Required task: Write out each line exactly as it stands, please.

Stored data
* * * * * * * * *

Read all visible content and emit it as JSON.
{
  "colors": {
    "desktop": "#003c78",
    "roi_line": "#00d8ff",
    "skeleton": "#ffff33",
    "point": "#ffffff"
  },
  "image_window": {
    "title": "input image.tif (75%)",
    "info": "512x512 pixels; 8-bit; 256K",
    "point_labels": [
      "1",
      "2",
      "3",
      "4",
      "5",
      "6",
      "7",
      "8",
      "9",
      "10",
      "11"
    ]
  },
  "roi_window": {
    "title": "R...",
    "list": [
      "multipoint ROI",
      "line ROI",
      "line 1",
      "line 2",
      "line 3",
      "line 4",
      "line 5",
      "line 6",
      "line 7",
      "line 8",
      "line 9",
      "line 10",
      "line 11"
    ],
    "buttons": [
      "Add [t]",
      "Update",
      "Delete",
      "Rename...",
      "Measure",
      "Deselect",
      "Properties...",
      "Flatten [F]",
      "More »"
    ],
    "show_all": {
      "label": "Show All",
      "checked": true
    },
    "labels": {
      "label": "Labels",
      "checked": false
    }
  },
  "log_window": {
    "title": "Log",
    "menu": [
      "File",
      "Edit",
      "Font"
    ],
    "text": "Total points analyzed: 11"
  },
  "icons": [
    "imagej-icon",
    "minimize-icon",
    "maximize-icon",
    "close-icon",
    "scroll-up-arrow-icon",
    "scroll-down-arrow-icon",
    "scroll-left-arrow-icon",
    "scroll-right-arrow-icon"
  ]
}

* * * * * * * * *

The completed task:
Read all visible content and emit it as JSON.
{
  "colors": {
    "desktop": "#003c78",
    "roi_line": "#00d8ff",
    "skeleton": "#ffff33",
    "point": "#ffffff"
  },
  "image_window": {
    "title": "input image.tif (75%)",
    "info": "512x512 pixels; 8-bit; 256K",
    "point_labels": [
      "1",
      "2",
      "3",
      "4",
      "5",
      "6",
      "7",
      "8",
      "9",
      "10",
      "11"
    ]
  },
  "roi_window": {
    "title": "R...",
    "list": [
      "multipoint ROI",
      "line ROI",
      "line 1",
      "line 2",
      "line 3",
      "line 4",
      "line 5",
      "line 6",
      "line 7",
      "line 8",
      "line 9",
      "line 10",
      "line 11"
    ],
    "buttons": [
      "Add [t]",
      "Update",
      "Delete",
      "Rename...",
      "Measure",
      "Deselect",
      "Properties...",
      "Flatten [F]",
      "More »"
    ],
    "show_all": {
      "label": "Show All",
      "checked": true
    },
    "labels": {
      "label": "Labels",
      "checked": false
    }
  },
  "log_window": {
    "title": "Log",
    "menu": [
      "File",
      "Edit",
      "Font"
    ],
    "text": "Total points analyzed: 11"
  },
  "icons": [
    "imagej-icon",
    "minimize-icon",
    "maximize-icon",
    "close-icon",
    "scroll-up-arrow-icon",
    "scroll-down-arrow-icon",
    "scroll-left-arrow-icon",
    "scroll-right-arrow-icon"
  ]
}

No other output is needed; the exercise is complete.